▸ DOCUMENT EXTRACT:
— begin —

More specifically, the present invention relates to such a bicycle shock absorbing fork having struts with telescoping tubes with a shock absorbing system of a type which either does not include a hydraulic damping arrangement or has a hydraulic damping arrangement of a type in which the hydraulic damping fluid is contained within a separate cylinder or cartridge so as to be isolated from the walls of the telescoping tubes, so that the hydraulic damping fluid cannot be used as a source of lubricant for the telescopic tubes.

Description of Related Art Numerous types of shock absorbing forks have been developed for absorbing the impacts experienced by the front wheel of the bicycle during off- road riding. Typically, these shock absorbing front forks have at least one strut formed of a pair of tubes which telescopically reciprocate with respect to each other under the influence of wheel shocks, and to absorb these shocks and damp the reciprocatory motion of the telescopic tubes, the strut contains a shock absorbing arrangement with or without a separate damping arrangement caused by uneven terrain encountered by the front wheel (see, e. g., U. S. Patent Nos.

5,445,401 and 5,546,480).

In"high end"forks, hydraulic fluid damping is most commonly utilized in which a valve controls the flow of a hydraulic damping fluid between chambers

on opposite sides of a damping piston. In most such hydraulic damping arrangements, the hydraulic fluid containing chambers are formed directly by inner surfaces of the telescopic tubes. Thus, since the damping fluid used is an oil or similar fluid which has the properties of a lubricant, the damping fluid, which is in direct contact tubes walls, is able to also serve to provide lubrication between the inner telescoping tube and the outer telescoping tube, in addition to serving as the damping medium. Examples of such, effectively self-lubricating, hydraulically damped shock absorbing front forks can be found in U. S. Patent Nos. 4,971,344 and 5,088,705.

However, in many shock-absorbing suspensions for the front wheel of a bicycle, either no hydraulic damping is provided (see, for example, U. S. Patent Nos. 5,284,352 and 5,470,090) or hydraulic damping is provided by a hydraulic fluid which is contained within a separate cylinder or cartridge. As a result, in the first type, there is no fluid to serve as a lubricant, and in the second case, the hydraulic damping fluid cannot be used as a source of lubricant for the telescopic tubes because it is isolated from the walls of the telescoping tubes. Since such telescoping shock absorbers still require lubrication against effects of the frictional forces between the telescoping members to be reduced, an external lubricant, such as grease, must be applied to the outside of the inner telescoping tube.

This external application of a grease has numerous detrimental effects.

First of all, a coating of grease on the outside of the inner telescoping member is quite messy and open to exterior elements, which often results in the rider of the bicycle ending up with grease somewhere on their body if they accidentally brush against the front bicycle fork. Secondly, the grease wears off over time through extended use of the shock absorbers, and the grease needs to be reapplied to retain proper lubrication. Furthermore, since the grease is exposed to exterior elements, dirt and other contaminants stick to the grease and decrease its functional lubricating characteristics.

— end —

▸ GIVEN RECORDS:
— begin —

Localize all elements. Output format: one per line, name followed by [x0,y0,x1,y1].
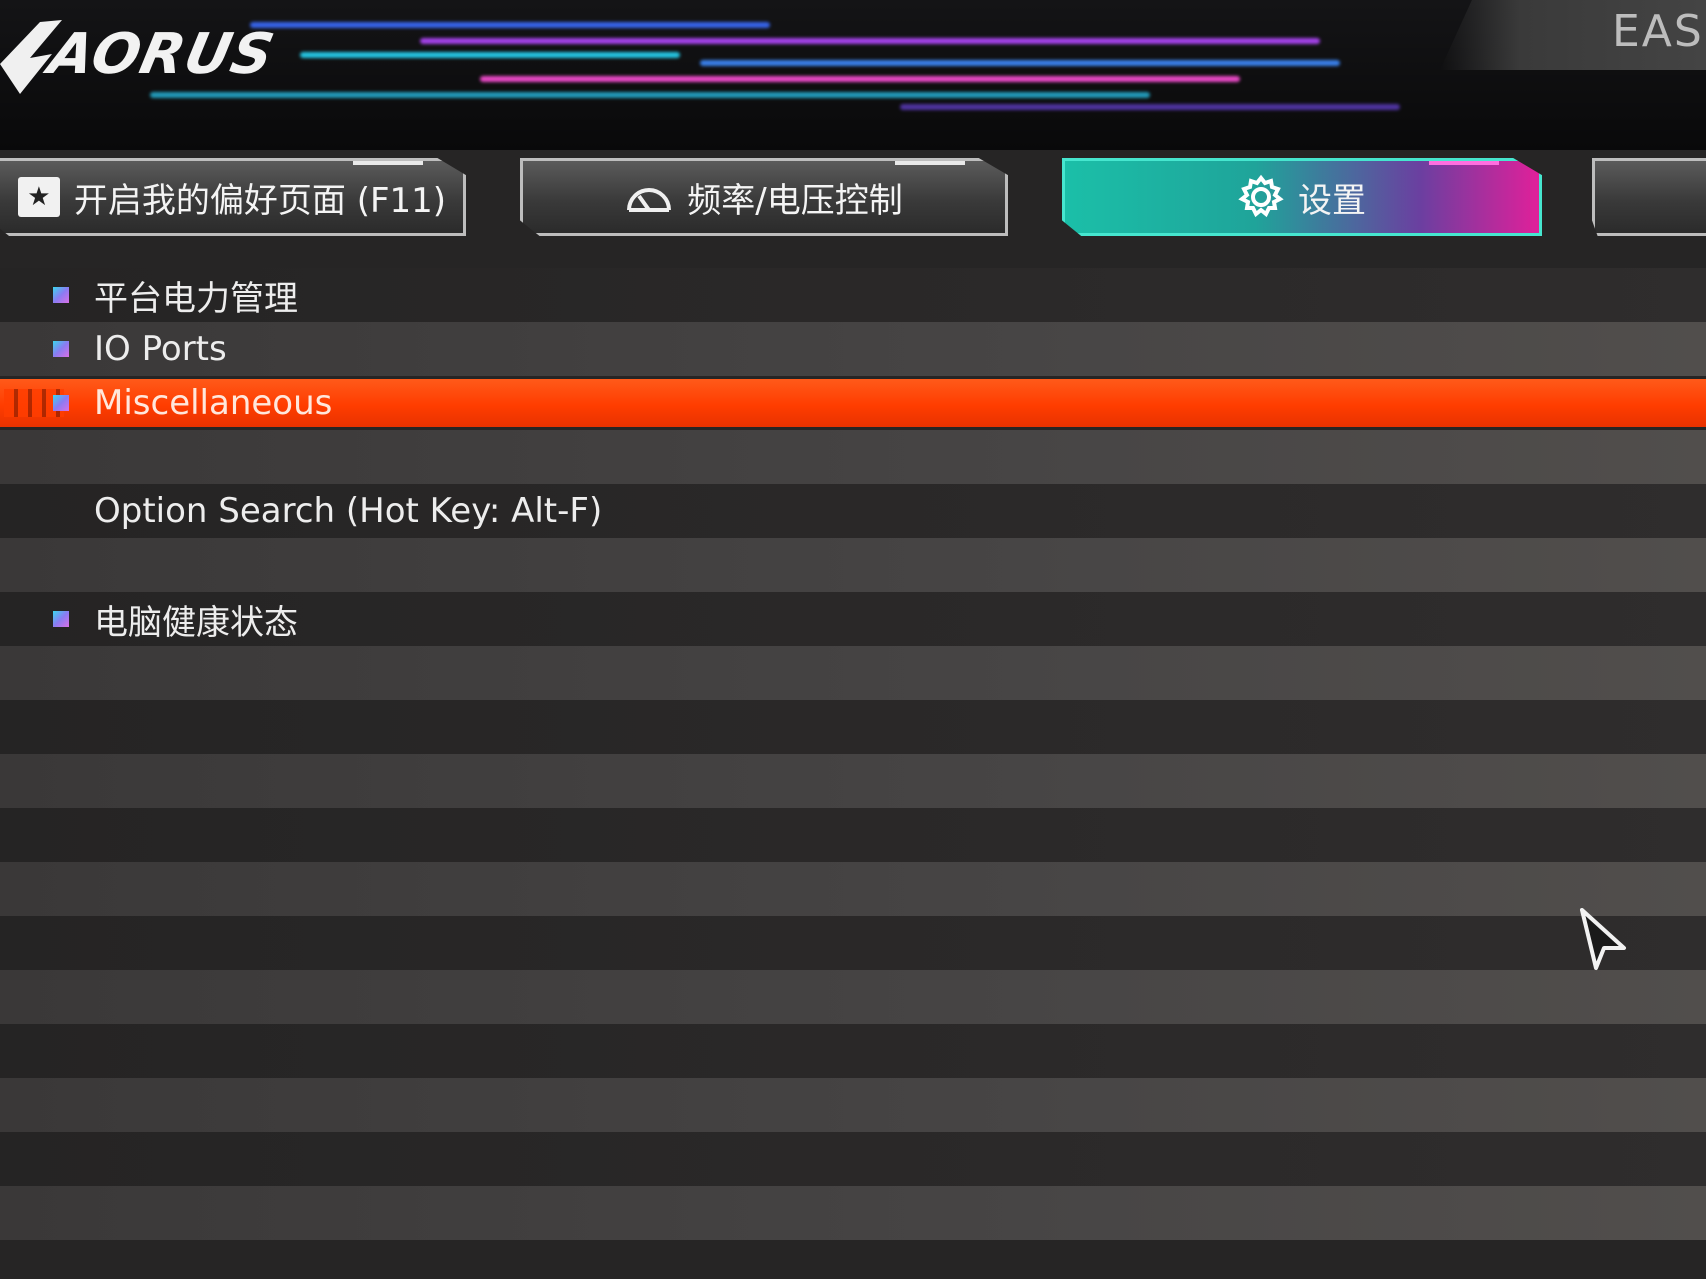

— end —
— begin —

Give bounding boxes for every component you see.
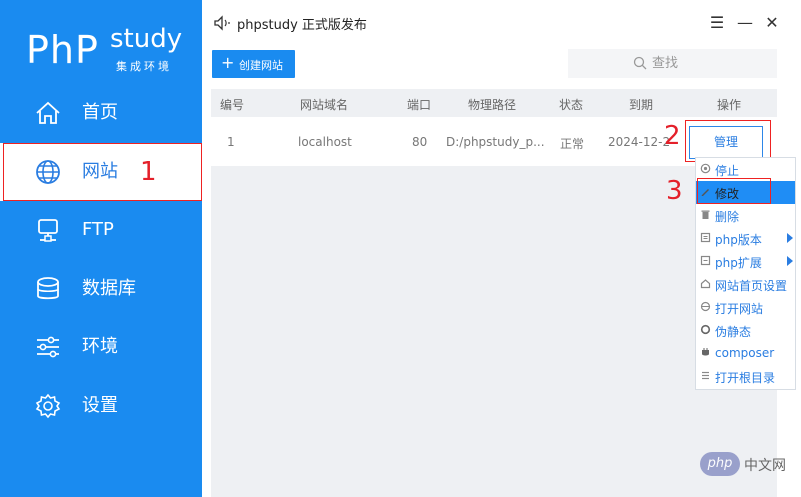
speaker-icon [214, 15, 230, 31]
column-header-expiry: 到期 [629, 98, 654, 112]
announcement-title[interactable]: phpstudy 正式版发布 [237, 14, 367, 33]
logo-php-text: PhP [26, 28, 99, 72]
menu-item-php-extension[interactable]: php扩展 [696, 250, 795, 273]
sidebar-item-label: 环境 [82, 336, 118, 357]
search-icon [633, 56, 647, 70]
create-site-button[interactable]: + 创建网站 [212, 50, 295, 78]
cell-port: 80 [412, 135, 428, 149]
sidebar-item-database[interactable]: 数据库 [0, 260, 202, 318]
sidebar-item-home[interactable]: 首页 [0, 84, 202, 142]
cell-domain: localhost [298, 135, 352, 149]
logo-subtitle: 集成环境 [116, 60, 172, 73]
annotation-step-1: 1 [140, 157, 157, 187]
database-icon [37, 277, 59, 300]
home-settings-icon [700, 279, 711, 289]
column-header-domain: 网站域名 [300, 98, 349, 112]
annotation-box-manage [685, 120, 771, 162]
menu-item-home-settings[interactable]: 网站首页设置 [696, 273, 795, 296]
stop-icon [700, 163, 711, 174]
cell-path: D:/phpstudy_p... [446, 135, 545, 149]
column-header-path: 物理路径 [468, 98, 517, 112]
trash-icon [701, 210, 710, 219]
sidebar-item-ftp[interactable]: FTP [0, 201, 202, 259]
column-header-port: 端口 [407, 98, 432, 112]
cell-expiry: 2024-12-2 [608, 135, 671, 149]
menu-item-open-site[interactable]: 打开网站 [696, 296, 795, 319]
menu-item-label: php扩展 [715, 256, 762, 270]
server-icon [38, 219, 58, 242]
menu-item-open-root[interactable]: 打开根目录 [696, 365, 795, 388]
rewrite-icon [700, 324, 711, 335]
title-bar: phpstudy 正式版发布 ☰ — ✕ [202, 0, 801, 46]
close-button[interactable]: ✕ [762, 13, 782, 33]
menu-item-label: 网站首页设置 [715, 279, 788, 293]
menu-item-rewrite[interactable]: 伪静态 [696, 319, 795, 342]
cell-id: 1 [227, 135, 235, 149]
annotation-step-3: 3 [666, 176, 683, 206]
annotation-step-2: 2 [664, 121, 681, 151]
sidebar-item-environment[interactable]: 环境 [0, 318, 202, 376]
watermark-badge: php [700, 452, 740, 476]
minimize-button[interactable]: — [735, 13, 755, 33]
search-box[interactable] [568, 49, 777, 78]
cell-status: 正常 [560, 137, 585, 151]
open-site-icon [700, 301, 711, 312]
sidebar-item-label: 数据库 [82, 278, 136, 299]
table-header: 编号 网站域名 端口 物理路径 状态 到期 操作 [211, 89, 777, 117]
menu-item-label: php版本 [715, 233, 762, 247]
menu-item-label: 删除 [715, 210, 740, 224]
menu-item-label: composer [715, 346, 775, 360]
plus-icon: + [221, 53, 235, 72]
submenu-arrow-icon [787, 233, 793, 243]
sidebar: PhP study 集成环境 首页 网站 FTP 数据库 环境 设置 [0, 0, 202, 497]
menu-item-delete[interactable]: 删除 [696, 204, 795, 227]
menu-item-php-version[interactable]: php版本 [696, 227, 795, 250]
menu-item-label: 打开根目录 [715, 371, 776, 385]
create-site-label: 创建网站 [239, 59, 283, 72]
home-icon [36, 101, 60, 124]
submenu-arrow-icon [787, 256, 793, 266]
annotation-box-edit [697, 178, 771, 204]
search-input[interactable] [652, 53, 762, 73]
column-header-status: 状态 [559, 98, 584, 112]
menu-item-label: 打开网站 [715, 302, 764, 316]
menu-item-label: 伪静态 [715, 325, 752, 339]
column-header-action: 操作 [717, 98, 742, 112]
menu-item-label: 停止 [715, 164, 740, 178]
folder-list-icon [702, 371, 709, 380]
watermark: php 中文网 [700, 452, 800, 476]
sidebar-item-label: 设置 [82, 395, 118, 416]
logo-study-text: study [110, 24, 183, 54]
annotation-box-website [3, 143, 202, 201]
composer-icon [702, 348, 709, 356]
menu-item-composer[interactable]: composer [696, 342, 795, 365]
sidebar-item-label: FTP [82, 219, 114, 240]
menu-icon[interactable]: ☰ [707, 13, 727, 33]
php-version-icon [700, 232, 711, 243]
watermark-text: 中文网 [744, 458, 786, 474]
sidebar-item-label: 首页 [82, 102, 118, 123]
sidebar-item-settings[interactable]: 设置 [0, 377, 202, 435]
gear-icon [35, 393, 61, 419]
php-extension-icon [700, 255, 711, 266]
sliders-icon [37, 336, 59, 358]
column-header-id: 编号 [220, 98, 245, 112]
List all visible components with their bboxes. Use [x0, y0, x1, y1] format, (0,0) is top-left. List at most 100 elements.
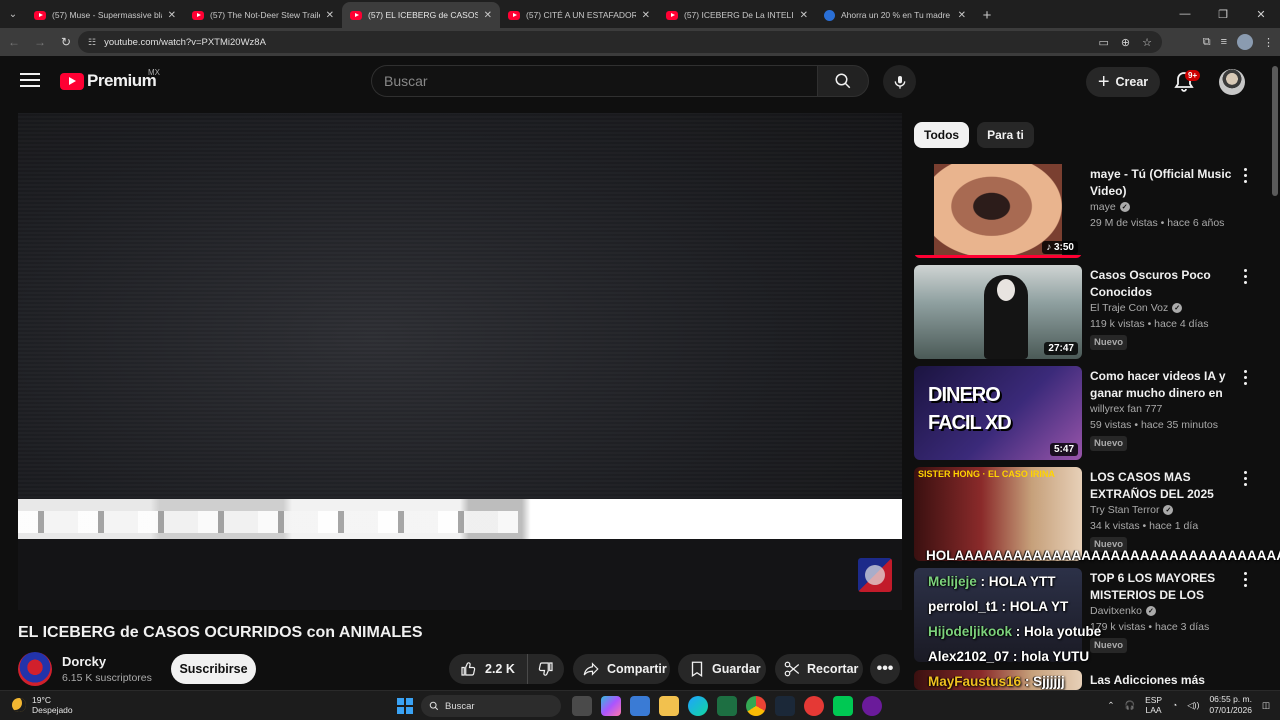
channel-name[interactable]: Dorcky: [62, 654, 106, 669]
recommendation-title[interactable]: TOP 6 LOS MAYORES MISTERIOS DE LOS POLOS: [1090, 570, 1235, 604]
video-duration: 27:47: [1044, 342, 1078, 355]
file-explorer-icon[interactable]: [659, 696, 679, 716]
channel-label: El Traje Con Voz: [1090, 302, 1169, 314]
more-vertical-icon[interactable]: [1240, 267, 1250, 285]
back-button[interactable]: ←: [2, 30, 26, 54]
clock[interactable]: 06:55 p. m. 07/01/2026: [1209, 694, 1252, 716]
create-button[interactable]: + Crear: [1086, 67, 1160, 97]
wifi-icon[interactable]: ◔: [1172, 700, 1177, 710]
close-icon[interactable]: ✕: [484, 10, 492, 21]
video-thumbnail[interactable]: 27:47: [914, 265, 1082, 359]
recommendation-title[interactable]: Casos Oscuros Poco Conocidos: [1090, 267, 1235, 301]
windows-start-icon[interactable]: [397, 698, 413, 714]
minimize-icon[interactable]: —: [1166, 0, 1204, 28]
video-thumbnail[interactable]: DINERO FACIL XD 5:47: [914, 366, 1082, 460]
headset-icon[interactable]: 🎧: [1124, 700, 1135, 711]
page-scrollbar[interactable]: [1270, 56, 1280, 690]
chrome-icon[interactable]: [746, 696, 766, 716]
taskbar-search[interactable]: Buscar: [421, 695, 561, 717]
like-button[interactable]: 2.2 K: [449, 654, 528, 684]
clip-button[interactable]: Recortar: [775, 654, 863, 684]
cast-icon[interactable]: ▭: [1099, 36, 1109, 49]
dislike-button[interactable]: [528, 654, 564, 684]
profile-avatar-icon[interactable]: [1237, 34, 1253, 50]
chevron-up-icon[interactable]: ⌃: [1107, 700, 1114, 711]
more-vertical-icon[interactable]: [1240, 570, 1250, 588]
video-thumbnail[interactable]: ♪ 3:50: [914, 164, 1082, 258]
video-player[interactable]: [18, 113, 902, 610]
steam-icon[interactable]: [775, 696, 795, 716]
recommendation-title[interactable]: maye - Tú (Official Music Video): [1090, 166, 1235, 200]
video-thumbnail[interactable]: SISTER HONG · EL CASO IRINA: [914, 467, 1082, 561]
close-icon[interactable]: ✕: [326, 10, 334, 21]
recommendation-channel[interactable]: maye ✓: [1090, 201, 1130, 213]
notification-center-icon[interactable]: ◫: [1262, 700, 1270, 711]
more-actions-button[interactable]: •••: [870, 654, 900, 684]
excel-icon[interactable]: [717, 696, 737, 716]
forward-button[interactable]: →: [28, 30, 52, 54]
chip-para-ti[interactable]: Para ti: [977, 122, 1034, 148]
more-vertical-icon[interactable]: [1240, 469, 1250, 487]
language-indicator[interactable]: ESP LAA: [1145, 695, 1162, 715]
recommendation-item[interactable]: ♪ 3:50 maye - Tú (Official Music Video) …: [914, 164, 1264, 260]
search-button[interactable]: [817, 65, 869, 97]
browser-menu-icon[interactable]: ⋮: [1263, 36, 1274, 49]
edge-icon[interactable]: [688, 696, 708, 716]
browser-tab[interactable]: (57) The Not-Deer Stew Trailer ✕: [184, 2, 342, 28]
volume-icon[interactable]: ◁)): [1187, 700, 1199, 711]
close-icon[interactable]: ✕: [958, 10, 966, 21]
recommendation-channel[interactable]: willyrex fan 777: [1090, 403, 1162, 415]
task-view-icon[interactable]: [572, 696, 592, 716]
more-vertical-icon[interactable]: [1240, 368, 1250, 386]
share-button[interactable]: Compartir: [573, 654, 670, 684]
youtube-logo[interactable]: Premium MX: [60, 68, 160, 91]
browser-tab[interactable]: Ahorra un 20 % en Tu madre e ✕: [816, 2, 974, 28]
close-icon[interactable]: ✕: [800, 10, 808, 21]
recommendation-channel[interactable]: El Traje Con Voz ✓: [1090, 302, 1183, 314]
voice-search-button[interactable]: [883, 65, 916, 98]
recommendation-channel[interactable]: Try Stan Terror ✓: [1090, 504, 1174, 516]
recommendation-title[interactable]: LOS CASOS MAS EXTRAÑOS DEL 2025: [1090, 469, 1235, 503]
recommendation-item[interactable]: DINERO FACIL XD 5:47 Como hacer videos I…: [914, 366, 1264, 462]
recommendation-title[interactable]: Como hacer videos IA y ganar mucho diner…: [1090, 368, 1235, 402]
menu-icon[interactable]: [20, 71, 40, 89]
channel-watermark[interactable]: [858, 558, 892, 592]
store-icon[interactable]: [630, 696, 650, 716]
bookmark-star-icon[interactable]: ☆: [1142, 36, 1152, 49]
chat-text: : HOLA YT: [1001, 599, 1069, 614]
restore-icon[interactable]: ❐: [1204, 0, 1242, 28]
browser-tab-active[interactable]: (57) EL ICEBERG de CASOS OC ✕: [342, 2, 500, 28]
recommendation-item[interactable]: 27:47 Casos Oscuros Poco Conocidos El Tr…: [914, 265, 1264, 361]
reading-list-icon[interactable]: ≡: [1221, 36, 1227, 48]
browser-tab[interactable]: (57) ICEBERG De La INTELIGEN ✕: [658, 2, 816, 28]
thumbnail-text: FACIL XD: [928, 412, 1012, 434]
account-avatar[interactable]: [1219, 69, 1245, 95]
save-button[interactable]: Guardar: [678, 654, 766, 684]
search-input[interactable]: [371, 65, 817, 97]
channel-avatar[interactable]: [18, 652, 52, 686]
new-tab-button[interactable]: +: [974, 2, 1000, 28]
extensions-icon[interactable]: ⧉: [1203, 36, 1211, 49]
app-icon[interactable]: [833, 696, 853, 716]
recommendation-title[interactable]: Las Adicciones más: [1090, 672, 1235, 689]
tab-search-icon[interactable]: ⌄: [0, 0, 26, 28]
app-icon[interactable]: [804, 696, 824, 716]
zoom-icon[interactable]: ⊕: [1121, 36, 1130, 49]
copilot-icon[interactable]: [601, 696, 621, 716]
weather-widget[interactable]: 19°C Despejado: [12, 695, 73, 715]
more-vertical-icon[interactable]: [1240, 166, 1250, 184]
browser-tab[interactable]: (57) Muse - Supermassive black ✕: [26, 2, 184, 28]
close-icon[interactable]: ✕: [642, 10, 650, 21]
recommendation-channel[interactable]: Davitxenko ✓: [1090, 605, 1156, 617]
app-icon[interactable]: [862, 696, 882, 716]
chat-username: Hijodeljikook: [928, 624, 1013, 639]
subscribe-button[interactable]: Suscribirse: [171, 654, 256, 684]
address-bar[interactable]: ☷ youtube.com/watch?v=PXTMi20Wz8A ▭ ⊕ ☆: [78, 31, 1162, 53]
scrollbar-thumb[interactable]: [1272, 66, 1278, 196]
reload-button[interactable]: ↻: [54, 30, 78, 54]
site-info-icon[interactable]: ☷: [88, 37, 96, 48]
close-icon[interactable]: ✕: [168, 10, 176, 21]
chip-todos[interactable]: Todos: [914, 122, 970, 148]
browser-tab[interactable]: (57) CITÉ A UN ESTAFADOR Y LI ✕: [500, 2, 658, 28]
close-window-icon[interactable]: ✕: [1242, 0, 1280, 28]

— end —

▸ EXERCISE DETAILS: Carry on the text about lubricating the telescoping tubes of bicycle shock absorbing forks, starting after its final sentence.

▸ RESPONSE:
It is noted that telescopic motor vehicle compression springs are known (U. S. Patent No. 2,683,034) where a reservoir of lubricating fluid is arranged to as to be dynamically loaded when an elastomeric compression spring is subjected to compression loading, thereby resulting in the lubricating fluid being forced out of the reservoir and distributed along the length of the elastomeric compression spring. Once the dynamic load is removed, excess oil is squeezed out of the lubricating channel, back to the reservoir. However, the arrangement of this patent is not applicable to the type of suspension described above in which hydraulic damping is provided by a hydraulic fluid which is contained within a separate cylinder or cartridge. Moreover, the presence of an incompressible fluid in the path of movement of the rigid body of such a cylinder or cartridge would produce a hydraulic locking of the telescoping tubes when the cylinder or cartridge dynamically engages the fluid.

Thus, a need exists for a way to avoid having to externally apply lubricants in shock absorbing front forks which are not of a self-lubricating type.

Summary of the Invention Therefore, it is a primary object of the present invention to overcome the aforementioned shortcomings associated with externally applied lubricants in shock absorbing front forks which are not of a self-lubricating type.

In keeping with the foregoing object, it is also primary object of the present invention to provide a shock absorbing front fork for a bicycle in which a small quantity of a lubricating liquid, separate from any such fluid which may exist for damping purposes, is disposed with a lower tube of the telescopic strut in a way which adequately lubricates the surfaces between the telescoping members.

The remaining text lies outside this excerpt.